- TASK DIRECTIONS -
Set each record down exactly, excluding all images.

- DATA SHOWN -
══════════════════════════════
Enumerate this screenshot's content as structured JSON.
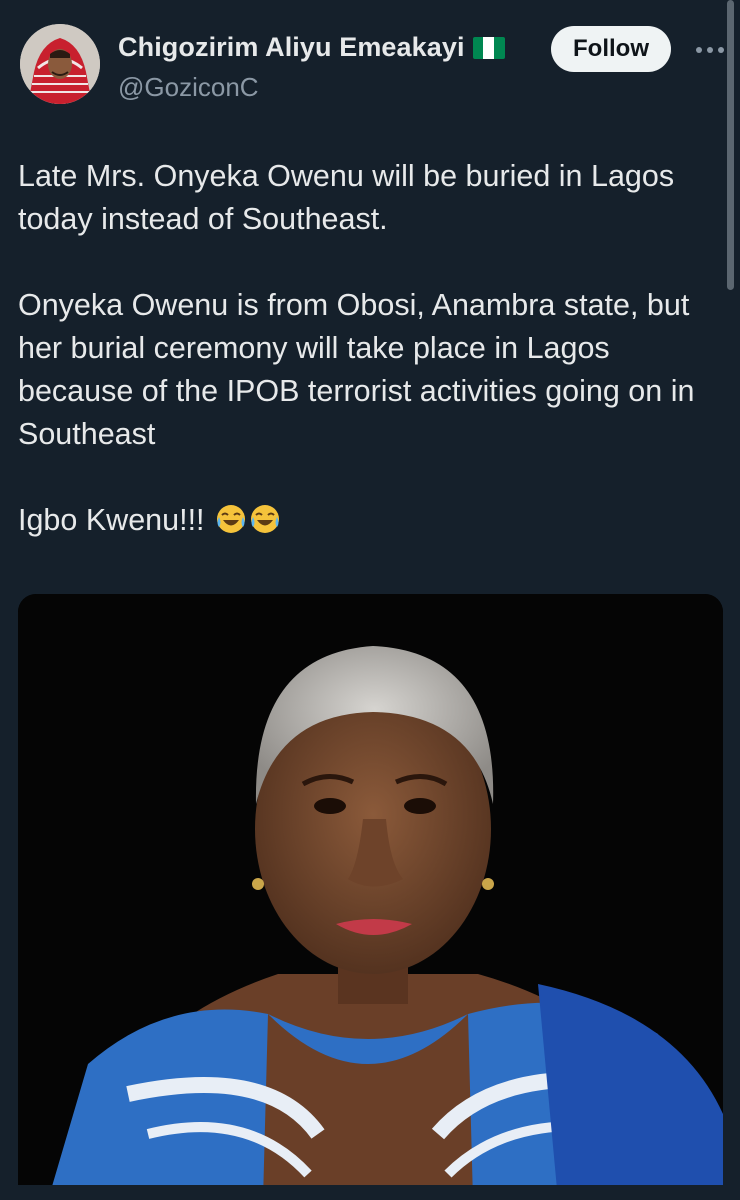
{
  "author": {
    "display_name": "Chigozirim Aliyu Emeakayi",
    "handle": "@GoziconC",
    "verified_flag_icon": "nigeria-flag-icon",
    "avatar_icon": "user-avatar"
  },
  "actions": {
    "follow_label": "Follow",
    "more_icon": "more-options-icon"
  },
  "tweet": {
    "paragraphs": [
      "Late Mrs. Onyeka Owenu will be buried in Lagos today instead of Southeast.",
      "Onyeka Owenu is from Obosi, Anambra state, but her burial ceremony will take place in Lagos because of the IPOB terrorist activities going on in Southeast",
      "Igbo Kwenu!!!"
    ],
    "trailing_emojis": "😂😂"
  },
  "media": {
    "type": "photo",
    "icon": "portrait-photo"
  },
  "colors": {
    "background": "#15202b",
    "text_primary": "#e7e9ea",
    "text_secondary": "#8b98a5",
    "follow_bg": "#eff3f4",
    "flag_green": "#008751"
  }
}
══════════════════════════════
- FULL SOLUTION -
Enumerate this screenshot's content as structured JSON.
{
  "author": {
    "display_name": "Chigozirim Aliyu Emeakayi",
    "handle": "@GoziconC",
    "verified_flag_icon": "nigeria-flag-icon",
    "avatar_icon": "user-avatar"
  },
  "actions": {
    "follow_label": "Follow",
    "more_icon": "more-options-icon"
  },
  "tweet": {
    "paragraphs": [
      "Late Mrs. Onyeka Owenu will be buried in Lagos today instead of Southeast.",
      "Onyeka Owenu is from Obosi, Anambra state, but her burial ceremony will take place in Lagos because of the IPOB terrorist activities going on in Southeast",
      "Igbo Kwenu!!!"
    ],
    "trailing_emojis": "😂😂"
  },
  "media": {
    "type": "photo",
    "icon": "portrait-photo"
  },
  "colors": {
    "background": "#15202b",
    "text_primary": "#e7e9ea",
    "text_secondary": "#8b98a5",
    "follow_bg": "#eff3f4",
    "flag_green": "#008751"
  }
}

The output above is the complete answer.